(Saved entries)
—————
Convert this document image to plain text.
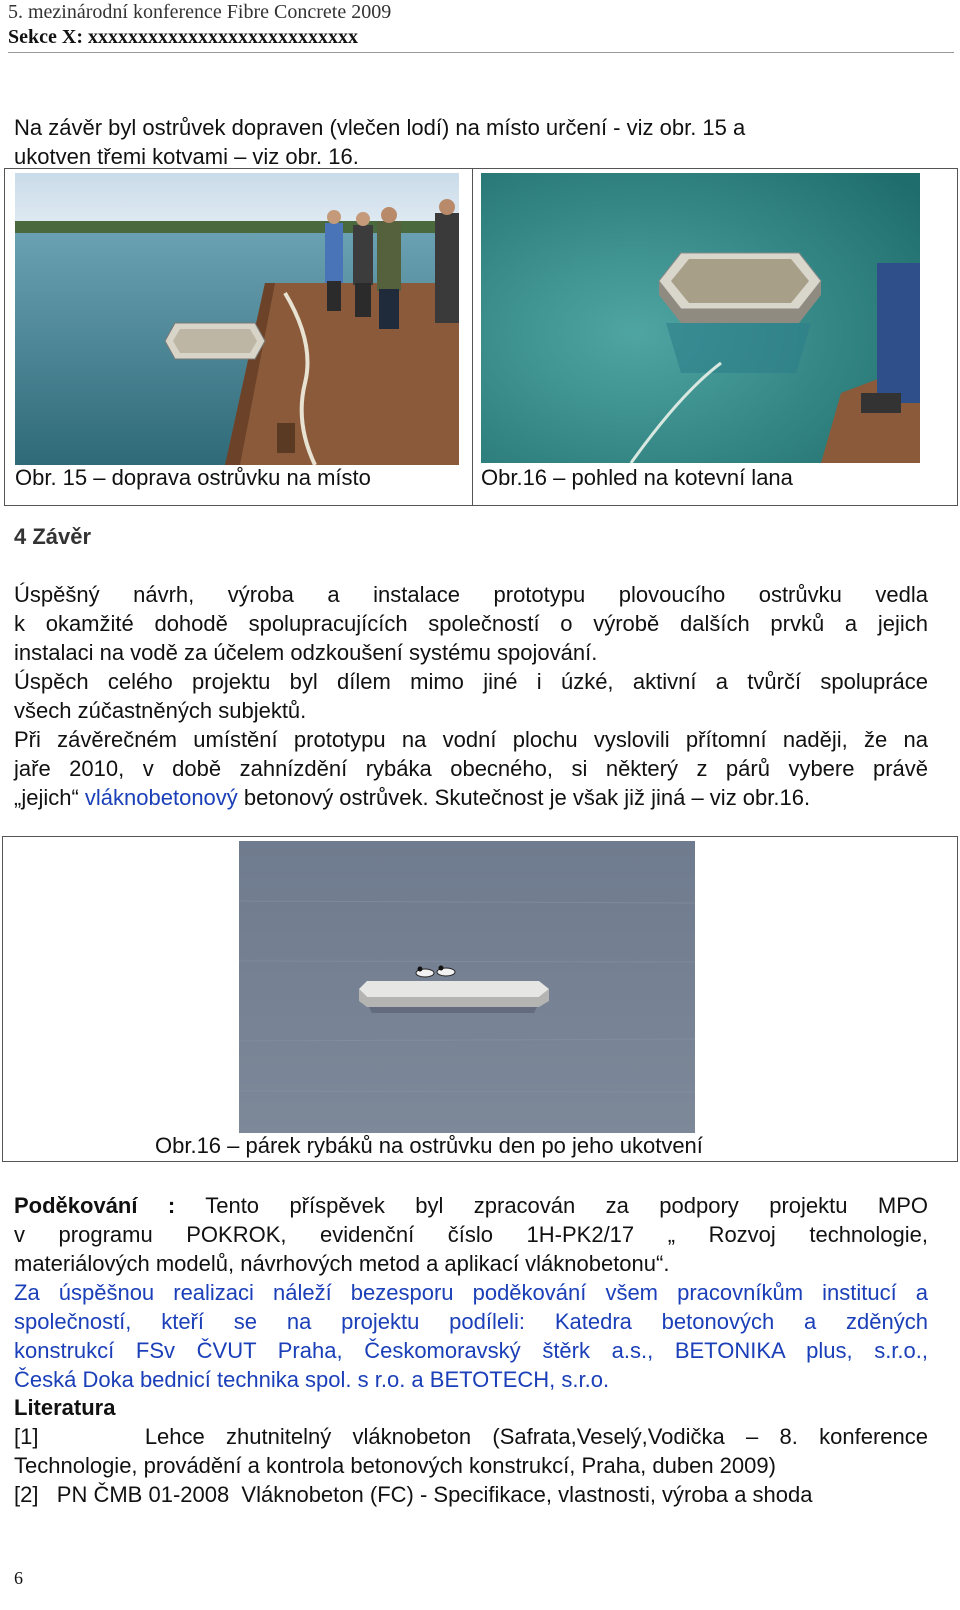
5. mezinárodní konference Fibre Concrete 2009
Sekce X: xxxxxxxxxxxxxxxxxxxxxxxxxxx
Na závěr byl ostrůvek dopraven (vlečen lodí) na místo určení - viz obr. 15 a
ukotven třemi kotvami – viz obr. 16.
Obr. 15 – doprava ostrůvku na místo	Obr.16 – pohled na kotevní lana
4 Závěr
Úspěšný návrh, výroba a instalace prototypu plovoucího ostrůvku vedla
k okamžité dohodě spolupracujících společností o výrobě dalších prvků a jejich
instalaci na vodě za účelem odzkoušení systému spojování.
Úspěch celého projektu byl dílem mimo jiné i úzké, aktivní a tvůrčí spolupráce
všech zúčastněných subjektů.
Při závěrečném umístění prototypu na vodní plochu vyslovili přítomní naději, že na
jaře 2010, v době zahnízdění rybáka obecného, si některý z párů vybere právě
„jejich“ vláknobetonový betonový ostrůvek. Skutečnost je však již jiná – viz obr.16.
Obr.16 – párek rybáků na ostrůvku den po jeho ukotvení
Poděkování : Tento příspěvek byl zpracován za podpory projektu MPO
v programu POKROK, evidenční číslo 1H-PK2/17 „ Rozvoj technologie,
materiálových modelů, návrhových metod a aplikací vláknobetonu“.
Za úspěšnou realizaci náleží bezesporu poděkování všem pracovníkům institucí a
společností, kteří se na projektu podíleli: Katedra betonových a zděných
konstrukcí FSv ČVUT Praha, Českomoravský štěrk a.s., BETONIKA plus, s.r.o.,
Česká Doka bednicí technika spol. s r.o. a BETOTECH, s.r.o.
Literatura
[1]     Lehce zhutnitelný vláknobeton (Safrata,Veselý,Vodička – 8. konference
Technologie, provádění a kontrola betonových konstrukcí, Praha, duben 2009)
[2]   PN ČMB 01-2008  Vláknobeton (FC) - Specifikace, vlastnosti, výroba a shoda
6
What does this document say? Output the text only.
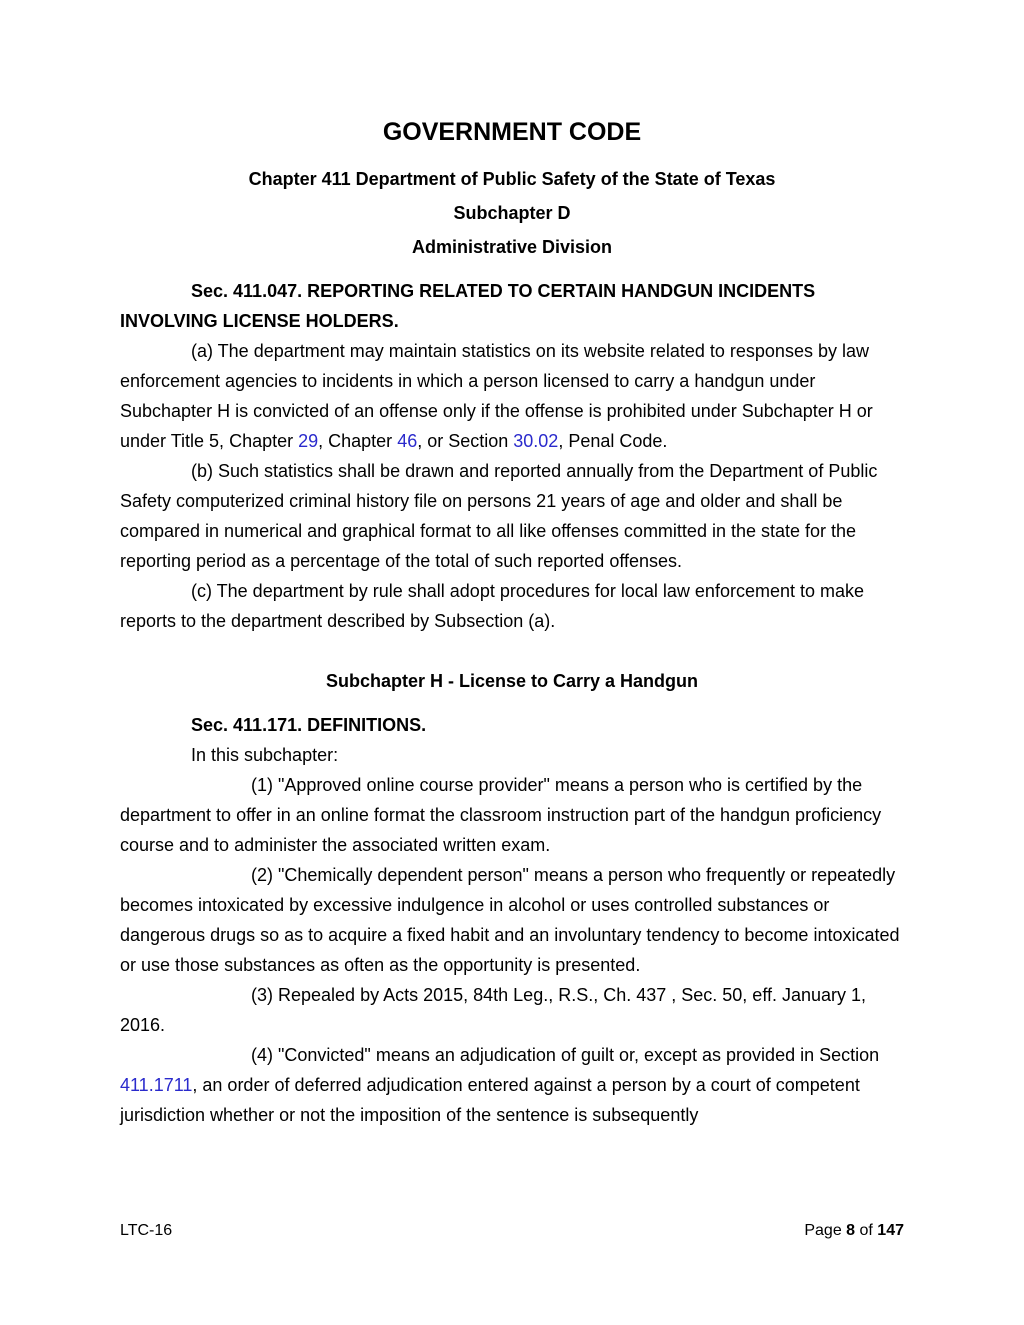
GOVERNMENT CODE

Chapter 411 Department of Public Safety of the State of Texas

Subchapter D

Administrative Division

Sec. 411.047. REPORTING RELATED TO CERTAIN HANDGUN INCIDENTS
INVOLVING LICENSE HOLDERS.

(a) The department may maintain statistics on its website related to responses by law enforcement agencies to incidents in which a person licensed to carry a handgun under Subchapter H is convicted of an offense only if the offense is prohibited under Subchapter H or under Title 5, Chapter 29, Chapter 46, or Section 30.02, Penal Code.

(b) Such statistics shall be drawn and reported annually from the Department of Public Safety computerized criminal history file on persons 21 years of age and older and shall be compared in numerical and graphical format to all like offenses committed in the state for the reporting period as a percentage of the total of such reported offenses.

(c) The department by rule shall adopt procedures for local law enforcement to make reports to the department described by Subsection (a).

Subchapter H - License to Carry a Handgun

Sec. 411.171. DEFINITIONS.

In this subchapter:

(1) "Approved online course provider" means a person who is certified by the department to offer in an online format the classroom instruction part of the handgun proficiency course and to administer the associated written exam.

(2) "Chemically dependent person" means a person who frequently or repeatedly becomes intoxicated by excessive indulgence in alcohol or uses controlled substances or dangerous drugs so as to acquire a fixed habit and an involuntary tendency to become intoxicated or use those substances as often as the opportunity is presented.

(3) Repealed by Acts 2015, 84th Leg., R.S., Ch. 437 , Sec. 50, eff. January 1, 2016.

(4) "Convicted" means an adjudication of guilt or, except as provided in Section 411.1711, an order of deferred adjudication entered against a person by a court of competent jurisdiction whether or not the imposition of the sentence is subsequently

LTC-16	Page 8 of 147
—————
Problem statement
In the records above, find the lines containing "projektu" and copy them.

Correct output
Úspěch celého projektu byl dílem mimo jiné i úzké, aktivní a tvůrčí spolupráce
Poděkování : Tento příspěvek byl zpracován za podpory projektu MPO
společností, kteří se na projektu podíleli: Katedra betonových a zděných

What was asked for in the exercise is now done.